> [What you are asked to do]
Select all lines in the records that include "Wise".

> [Input records]
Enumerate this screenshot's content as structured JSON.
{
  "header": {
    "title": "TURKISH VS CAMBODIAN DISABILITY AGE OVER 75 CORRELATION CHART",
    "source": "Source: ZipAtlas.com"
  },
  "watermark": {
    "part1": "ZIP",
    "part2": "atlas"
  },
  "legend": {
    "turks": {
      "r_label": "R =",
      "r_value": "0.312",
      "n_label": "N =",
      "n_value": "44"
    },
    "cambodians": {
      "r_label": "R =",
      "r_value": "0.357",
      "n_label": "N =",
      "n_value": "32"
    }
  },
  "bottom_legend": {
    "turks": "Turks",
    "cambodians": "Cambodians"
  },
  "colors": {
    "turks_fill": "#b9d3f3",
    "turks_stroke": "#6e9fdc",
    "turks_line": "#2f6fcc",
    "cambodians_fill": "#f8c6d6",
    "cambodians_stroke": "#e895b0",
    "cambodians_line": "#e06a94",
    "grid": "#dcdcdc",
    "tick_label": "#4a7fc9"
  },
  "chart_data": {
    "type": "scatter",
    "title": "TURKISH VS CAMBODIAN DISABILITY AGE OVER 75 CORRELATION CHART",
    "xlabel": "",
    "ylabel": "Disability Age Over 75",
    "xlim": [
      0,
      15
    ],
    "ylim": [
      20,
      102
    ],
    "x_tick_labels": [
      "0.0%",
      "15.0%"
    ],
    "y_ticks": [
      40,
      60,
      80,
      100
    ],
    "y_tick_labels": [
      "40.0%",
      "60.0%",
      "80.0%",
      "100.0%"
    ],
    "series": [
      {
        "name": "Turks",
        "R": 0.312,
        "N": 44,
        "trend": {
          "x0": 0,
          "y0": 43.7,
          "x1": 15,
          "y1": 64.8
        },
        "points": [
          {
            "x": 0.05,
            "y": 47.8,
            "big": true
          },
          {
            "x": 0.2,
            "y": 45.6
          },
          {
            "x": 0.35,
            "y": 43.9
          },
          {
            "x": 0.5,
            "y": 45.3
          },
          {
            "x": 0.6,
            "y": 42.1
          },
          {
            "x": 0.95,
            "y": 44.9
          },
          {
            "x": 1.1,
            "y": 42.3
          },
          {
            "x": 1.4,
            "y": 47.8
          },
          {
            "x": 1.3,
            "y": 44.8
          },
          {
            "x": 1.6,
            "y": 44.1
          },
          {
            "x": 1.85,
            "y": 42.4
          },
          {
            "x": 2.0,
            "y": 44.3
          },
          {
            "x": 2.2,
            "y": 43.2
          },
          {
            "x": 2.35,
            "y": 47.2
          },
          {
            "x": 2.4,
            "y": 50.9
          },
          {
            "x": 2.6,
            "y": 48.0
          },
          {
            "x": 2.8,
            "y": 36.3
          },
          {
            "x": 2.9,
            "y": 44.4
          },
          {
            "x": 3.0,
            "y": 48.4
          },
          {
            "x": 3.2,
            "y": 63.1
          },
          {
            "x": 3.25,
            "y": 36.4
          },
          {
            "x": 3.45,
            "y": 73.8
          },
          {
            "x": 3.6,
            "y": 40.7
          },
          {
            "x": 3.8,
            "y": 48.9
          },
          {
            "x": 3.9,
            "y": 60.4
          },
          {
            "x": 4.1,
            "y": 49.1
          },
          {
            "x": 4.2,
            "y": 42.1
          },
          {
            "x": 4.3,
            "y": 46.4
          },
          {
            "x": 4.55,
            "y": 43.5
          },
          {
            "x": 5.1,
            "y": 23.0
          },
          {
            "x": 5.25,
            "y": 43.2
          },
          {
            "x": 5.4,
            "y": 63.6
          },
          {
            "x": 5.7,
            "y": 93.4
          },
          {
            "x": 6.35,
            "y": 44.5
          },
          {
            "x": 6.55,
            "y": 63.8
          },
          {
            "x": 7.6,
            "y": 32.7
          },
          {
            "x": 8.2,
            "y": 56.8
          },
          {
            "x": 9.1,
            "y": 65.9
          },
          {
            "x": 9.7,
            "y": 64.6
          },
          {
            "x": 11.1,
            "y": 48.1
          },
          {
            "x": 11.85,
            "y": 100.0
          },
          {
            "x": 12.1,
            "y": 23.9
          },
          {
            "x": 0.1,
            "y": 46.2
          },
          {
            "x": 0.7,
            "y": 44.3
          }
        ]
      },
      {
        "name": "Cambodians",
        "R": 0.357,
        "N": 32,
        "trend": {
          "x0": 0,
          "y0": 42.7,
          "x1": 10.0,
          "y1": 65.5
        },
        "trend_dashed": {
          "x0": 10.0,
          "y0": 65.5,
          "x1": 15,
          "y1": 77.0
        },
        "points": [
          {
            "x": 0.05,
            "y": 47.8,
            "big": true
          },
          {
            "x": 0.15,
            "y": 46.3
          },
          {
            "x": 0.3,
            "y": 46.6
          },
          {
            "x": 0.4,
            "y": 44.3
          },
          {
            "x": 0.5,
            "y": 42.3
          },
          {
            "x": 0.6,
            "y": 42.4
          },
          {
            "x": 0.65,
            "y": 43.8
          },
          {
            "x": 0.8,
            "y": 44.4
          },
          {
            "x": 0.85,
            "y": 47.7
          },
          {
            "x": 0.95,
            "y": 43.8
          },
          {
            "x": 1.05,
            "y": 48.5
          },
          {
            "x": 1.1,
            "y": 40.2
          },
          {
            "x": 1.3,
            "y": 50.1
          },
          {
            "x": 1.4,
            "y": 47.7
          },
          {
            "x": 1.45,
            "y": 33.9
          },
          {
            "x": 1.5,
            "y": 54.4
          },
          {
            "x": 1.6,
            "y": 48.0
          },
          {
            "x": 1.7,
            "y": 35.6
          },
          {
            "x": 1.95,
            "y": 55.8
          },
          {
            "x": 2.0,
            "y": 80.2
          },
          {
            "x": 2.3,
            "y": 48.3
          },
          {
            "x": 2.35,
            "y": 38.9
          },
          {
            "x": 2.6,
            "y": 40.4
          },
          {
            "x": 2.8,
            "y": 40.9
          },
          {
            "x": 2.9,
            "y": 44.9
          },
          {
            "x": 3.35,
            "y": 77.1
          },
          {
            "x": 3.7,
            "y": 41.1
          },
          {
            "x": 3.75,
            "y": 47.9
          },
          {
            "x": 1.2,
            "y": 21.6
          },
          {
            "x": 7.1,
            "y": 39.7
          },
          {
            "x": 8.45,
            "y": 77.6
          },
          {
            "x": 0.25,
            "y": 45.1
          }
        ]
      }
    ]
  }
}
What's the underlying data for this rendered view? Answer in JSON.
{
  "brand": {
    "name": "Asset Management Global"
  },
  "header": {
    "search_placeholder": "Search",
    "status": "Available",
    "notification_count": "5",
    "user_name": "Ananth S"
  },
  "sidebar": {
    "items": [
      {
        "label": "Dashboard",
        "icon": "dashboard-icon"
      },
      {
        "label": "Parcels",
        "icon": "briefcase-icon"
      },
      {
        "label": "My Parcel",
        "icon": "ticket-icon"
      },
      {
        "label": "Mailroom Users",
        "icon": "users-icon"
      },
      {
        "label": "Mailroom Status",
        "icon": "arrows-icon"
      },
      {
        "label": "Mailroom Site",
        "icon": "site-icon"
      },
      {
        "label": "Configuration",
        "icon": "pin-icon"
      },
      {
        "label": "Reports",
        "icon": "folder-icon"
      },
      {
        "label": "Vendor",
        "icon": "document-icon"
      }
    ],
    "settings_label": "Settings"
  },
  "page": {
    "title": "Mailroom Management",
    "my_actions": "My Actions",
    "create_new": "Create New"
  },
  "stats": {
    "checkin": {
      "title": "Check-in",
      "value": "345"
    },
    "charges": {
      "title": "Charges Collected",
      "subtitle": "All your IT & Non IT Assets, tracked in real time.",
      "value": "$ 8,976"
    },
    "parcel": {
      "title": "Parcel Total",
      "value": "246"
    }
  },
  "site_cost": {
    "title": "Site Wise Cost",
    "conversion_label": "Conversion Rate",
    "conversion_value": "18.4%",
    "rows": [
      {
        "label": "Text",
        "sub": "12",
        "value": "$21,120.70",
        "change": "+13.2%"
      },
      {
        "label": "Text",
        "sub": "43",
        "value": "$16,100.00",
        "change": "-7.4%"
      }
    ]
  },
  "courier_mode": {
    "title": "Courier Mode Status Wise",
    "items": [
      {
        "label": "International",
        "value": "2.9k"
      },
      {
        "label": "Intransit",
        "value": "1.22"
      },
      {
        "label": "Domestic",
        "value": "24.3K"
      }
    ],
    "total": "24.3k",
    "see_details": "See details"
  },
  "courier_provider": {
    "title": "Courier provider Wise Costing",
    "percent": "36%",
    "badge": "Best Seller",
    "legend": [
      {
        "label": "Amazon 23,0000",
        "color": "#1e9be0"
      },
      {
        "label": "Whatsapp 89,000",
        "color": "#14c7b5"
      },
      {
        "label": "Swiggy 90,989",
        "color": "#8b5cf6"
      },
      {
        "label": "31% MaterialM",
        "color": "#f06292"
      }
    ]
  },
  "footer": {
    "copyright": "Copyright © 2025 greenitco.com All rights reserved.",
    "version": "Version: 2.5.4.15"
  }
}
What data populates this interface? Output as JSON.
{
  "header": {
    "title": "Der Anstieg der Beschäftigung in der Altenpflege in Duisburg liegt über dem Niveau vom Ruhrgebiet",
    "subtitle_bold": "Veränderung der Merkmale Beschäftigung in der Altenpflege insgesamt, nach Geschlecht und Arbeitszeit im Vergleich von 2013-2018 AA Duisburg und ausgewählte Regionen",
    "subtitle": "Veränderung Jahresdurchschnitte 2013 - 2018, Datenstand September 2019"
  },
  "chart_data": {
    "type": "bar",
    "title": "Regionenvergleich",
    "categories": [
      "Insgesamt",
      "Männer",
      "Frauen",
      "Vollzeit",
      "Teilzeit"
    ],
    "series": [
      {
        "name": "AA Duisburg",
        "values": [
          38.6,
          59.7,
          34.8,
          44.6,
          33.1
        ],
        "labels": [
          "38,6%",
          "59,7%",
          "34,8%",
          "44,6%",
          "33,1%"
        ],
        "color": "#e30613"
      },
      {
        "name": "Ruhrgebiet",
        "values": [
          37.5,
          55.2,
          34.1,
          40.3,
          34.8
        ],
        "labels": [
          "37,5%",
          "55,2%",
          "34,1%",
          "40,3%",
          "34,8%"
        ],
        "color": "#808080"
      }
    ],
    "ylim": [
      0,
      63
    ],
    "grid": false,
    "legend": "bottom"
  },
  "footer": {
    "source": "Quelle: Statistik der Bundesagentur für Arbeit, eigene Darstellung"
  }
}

> [Solution for this exercise]
    "title": "Site Wise Cost",
    "title": "Courier Mode Status Wise",
    "title": "Courier provider Wise Costing",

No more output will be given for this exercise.